Exercise description: The full listing below should be returned without a single change.

Task data:

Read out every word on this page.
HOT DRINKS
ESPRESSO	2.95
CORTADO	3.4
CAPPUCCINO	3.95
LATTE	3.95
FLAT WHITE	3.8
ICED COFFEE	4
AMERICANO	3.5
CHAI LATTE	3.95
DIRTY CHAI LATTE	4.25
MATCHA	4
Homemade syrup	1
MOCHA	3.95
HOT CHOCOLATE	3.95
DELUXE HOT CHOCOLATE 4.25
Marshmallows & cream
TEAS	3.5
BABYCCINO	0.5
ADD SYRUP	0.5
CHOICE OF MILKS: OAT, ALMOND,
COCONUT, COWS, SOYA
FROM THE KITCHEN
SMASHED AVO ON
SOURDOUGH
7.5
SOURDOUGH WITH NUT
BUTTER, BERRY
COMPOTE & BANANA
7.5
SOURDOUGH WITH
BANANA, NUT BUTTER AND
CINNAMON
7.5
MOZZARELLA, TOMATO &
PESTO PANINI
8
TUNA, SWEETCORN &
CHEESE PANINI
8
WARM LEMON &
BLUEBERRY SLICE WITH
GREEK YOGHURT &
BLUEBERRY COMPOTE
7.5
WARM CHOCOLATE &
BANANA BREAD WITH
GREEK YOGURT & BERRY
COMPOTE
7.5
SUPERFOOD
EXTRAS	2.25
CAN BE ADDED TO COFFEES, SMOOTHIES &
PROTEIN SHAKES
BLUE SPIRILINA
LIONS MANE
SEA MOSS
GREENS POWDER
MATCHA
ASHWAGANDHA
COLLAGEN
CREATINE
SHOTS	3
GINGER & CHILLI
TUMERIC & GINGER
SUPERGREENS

Solution:
Read out every word on this page.
HOT DRINKS
ESPRESSO	2.95
CORTADO	3.4
CAPPUCCINO	3.95
LATTE	3.95
FLAT WHITE	3.8
ICED COFFEE	4
AMERICANO	3.5
CHAI LATTE	3.95
DIRTY CHAI LATTE	4.25
MATCHA	4
Homemade syrup	1
MOCHA	3.95
HOT CHOCOLATE	3.95
DELUXE HOT CHOCOLATE 4.25
Marshmallows & cream
TEAS	3.5
BABYCCINO	0.5
ADD SYRUP	0.5
CHOICE OF MILKS: OAT, ALMOND,
COCONUT, COWS, SOYA
FROM THE KITCHEN
SMASHED AVO ON
SOURDOUGH
7.5
SOURDOUGH WITH NUT
BUTTER, BERRY
COMPOTE & BANANA
7.5
SOURDOUGH WITH
BANANA, NUT BUTTER AND
CINNAMON
7.5
MOZZARELLA, TOMATO &
PESTO PANINI
8
TUNA, SWEETCORN &
CHEESE PANINI
8
WARM LEMON &
BLUEBERRY SLICE WITH
GREEK YOGHURT &
BLUEBERRY COMPOTE
7.5
WARM CHOCOLATE &
BANANA BREAD WITH
GREEK YOGURT & BERRY
COMPOTE
7.5
SUPERFOOD
EXTRAS	2.25
CAN BE ADDED TO COFFEES, SMOOTHIES &
PROTEIN SHAKES
BLUE SPIRILINA
LIONS MANE
SEA MOSS
GREENS POWDER
MATCHA
ASHWAGANDHA
COLLAGEN
CREATINE
SHOTS	3
GINGER & CHILLI
TUMERIC & GINGER
SUPERGREENS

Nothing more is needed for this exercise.